> _WORK TO COMPLETE_:
Omit all pictures and give the records below again exactly as written.

> _ENTRIES SUPPLIED_:

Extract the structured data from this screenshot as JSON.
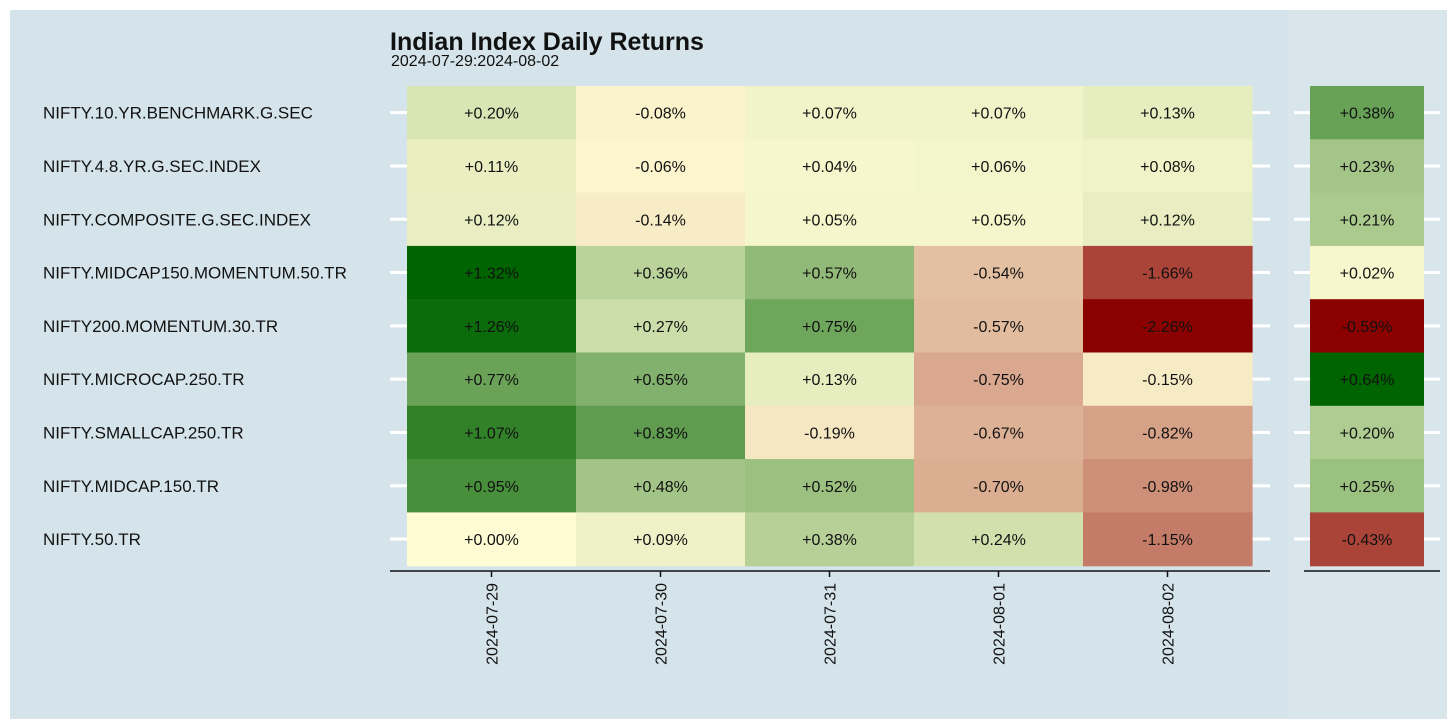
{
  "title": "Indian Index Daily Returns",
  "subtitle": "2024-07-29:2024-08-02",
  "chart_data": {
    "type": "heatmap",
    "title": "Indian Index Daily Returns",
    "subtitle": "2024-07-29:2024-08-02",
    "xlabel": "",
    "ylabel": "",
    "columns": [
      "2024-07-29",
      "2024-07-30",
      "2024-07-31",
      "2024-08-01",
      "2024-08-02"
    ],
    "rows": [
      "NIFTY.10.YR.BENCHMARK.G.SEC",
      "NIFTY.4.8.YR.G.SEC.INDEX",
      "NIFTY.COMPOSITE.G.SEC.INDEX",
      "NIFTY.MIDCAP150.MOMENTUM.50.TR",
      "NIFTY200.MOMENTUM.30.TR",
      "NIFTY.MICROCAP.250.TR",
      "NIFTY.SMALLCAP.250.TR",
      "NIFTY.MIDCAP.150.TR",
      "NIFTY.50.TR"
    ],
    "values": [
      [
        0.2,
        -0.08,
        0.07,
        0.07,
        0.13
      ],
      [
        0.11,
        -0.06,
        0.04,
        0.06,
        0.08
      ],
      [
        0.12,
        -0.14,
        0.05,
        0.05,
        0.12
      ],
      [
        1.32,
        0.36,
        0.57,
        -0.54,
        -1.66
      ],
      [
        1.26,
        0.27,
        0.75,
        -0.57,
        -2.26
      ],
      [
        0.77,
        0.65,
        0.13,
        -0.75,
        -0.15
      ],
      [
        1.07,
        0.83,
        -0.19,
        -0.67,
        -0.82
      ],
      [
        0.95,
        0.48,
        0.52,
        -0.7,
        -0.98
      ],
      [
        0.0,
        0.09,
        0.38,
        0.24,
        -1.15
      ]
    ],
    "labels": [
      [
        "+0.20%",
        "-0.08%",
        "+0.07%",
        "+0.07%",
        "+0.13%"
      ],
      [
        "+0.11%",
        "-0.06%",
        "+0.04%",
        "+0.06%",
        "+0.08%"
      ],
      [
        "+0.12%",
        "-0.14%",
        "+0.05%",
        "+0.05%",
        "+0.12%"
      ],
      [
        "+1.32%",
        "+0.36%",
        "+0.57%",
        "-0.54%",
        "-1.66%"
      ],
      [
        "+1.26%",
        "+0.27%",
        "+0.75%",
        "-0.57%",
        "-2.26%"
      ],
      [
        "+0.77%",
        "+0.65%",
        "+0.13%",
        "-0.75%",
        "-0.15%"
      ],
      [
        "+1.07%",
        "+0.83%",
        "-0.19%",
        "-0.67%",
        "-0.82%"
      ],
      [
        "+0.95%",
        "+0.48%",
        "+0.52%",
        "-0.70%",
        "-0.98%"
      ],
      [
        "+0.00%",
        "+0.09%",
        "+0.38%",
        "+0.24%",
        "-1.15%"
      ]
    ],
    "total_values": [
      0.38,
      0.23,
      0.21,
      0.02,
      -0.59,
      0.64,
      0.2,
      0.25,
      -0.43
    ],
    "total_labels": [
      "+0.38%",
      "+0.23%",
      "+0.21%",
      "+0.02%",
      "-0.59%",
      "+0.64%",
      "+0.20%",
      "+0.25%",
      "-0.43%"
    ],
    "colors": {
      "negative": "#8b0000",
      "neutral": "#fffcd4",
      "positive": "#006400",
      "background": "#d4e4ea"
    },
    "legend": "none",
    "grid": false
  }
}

> _WRITTEN ANSWER_:
Extract the structured data from this screenshot as JSON.
{
  "title": "Indian Index Daily Returns",
  "subtitle": "2024-07-29:2024-08-02",
  "chart_data": {
    "type": "heatmap",
    "title": "Indian Index Daily Returns",
    "subtitle": "2024-07-29:2024-08-02",
    "xlabel": "",
    "ylabel": "",
    "columns": [
      "2024-07-29",
      "2024-07-30",
      "2024-07-31",
      "2024-08-01",
      "2024-08-02"
    ],
    "rows": [
      "NIFTY.10.YR.BENCHMARK.G.SEC",
      "NIFTY.4.8.YR.G.SEC.INDEX",
      "NIFTY.COMPOSITE.G.SEC.INDEX",
      "NIFTY.MIDCAP150.MOMENTUM.50.TR",
      "NIFTY200.MOMENTUM.30.TR",
      "NIFTY.MICROCAP.250.TR",
      "NIFTY.SMALLCAP.250.TR",
      "NIFTY.MIDCAP.150.TR",
      "NIFTY.50.TR"
    ],
    "values": [
      [
        0.2,
        -0.08,
        0.07,
        0.07,
        0.13
      ],
      [
        0.11,
        -0.06,
        0.04,
        0.06,
        0.08
      ],
      [
        0.12,
        -0.14,
        0.05,
        0.05,
        0.12
      ],
      [
        1.32,
        0.36,
        0.57,
        -0.54,
        -1.66
      ],
      [
        1.26,
        0.27,
        0.75,
        -0.57,
        -2.26
      ],
      [
        0.77,
        0.65,
        0.13,
        -0.75,
        -0.15
      ],
      [
        1.07,
        0.83,
        -0.19,
        -0.67,
        -0.82
      ],
      [
        0.95,
        0.48,
        0.52,
        -0.7,
        -0.98
      ],
      [
        0.0,
        0.09,
        0.38,
        0.24,
        -1.15
      ]
    ],
    "labels": [
      [
        "+0.20%",
        "-0.08%",
        "+0.07%",
        "+0.07%",
        "+0.13%"
      ],
      [
        "+0.11%",
        "-0.06%",
        "+0.04%",
        "+0.06%",
        "+0.08%"
      ],
      [
        "+0.12%",
        "-0.14%",
        "+0.05%",
        "+0.05%",
        "+0.12%"
      ],
      [
        "+1.32%",
        "+0.36%",
        "+0.57%",
        "-0.54%",
        "-1.66%"
      ],
      [
        "+1.26%",
        "+0.27%",
        "+0.75%",
        "-0.57%",
        "-2.26%"
      ],
      [
        "+0.77%",
        "+0.65%",
        "+0.13%",
        "-0.75%",
        "-0.15%"
      ],
      [
        "+1.07%",
        "+0.83%",
        "-0.19%",
        "-0.67%",
        "-0.82%"
      ],
      [
        "+0.95%",
        "+0.48%",
        "+0.52%",
        "-0.70%",
        "-0.98%"
      ],
      [
        "+0.00%",
        "+0.09%",
        "+0.38%",
        "+0.24%",
        "-1.15%"
      ]
    ],
    "total_values": [
      0.38,
      0.23,
      0.21,
      0.02,
      -0.59,
      0.64,
      0.2,
      0.25,
      -0.43
    ],
    "total_labels": [
      "+0.38%",
      "+0.23%",
      "+0.21%",
      "+0.02%",
      "-0.59%",
      "+0.64%",
      "+0.20%",
      "+0.25%",
      "-0.43%"
    ],
    "colors": {
      "negative": "#8b0000",
      "neutral": "#fffcd4",
      "positive": "#006400",
      "background": "#d4e4ea"
    },
    "legend": "none",
    "grid": false
  }
}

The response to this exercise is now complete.